====== Material for this task
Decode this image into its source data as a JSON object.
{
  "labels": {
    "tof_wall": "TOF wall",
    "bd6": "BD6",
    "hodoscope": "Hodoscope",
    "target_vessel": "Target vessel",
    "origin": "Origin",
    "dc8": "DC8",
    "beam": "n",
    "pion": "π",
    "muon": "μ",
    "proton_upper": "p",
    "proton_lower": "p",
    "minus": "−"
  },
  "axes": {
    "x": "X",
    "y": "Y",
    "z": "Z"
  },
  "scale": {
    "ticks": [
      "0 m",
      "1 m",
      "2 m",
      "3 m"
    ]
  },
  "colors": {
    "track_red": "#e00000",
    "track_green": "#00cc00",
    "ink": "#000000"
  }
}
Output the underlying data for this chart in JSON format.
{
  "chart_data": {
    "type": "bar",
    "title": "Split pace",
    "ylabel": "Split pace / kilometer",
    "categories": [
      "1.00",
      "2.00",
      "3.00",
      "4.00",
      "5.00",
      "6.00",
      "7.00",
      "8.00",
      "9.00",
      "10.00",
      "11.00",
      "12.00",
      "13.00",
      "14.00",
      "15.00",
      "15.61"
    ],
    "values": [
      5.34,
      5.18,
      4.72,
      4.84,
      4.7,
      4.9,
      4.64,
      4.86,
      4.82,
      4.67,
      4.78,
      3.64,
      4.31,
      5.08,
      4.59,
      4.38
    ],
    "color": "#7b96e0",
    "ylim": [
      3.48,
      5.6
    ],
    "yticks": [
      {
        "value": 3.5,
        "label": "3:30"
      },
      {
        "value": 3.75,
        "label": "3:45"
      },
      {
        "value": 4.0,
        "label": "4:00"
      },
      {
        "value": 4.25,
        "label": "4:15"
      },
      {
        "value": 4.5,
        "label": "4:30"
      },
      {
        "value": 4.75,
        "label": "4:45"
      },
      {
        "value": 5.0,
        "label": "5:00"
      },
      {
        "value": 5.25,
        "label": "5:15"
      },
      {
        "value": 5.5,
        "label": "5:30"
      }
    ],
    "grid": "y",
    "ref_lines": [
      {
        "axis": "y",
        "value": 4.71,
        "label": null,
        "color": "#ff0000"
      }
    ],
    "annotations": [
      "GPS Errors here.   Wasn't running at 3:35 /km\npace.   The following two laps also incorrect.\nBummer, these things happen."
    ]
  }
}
============
Extract the complete set of records unchanged.

_Solved exercise:_
Decode this image into its source data as a JSON object.
{
  "labels": {
    "tof_wall": "TOF wall",
    "bd6": "BD6",
    "hodoscope": "Hodoscope",
    "target_vessel": "Target vessel",
    "origin": "Origin",
    "dc8": "DC8",
    "beam": "n",
    "pion": "π",
    "muon": "μ",
    "proton_upper": "p",
    "proton_lower": "p",
    "minus": "−"
  },
  "axes": {
    "x": "X",
    "y": "Y",
    "z": "Z"
  },
  "scale": {
    "ticks": [
      "0 m",
      "1 m",
      "2 m",
      "3 m"
    ]
  },
  "colors": {
    "track_red": "#e00000",
    "track_green": "#00cc00",
    "ink": "#000000"
  }
}
Output the underlying data for this chart in JSON format.
{
  "chart_data": {
    "type": "bar",
    "title": "Split pace",
    "ylabel": "Split pace / kilometer",
    "categories": [
      "1.00",
      "2.00",
      "3.00",
      "4.00",
      "5.00",
      "6.00",
      "7.00",
      "8.00",
      "9.00",
      "10.00",
      "11.00",
      "12.00",
      "13.00",
      "14.00",
      "15.00",
      "15.61"
    ],
    "values": [
      5.34,
      5.18,
      4.72,
      4.84,
      4.7,
      4.9,
      4.64,
      4.86,
      4.82,
      4.67,
      4.78,
      3.64,
      4.31,
      5.08,
      4.59,
      4.38
    ],
    "color": "#7b96e0",
    "ylim": [
      3.48,
      5.6
    ],
    "yticks": [
      {
        "value": 3.5,
        "label": "3:30"
      },
      {
        "value": 3.75,
        "label": "3:45"
      },
      {
        "value": 4.0,
        "label": "4:00"
      },
      {
        "value": 4.25,
        "label": "4:15"
      },
      {
        "value": 4.5,
        "label": "4:30"
      },
      {
        "value": 4.75,
        "label": "4:45"
      },
      {
        "value": 5.0,
        "label": "5:00"
      },
      {
        "value": 5.25,
        "label": "5:15"
      },
      {
        "value": 5.5,
        "label": "5:30"
      }
    ],
    "grid": "y",
    "ref_lines": [
      {
        "axis": "y",
        "value": 4.71,
        "label": null,
        "color": "#ff0000"
      }
    ],
    "annotations": [
      "GPS Errors here.   Wasn't running at 3:35 /km\npace.   The following two laps also incorrect.\nBummer, these things happen."
    ]
  }
}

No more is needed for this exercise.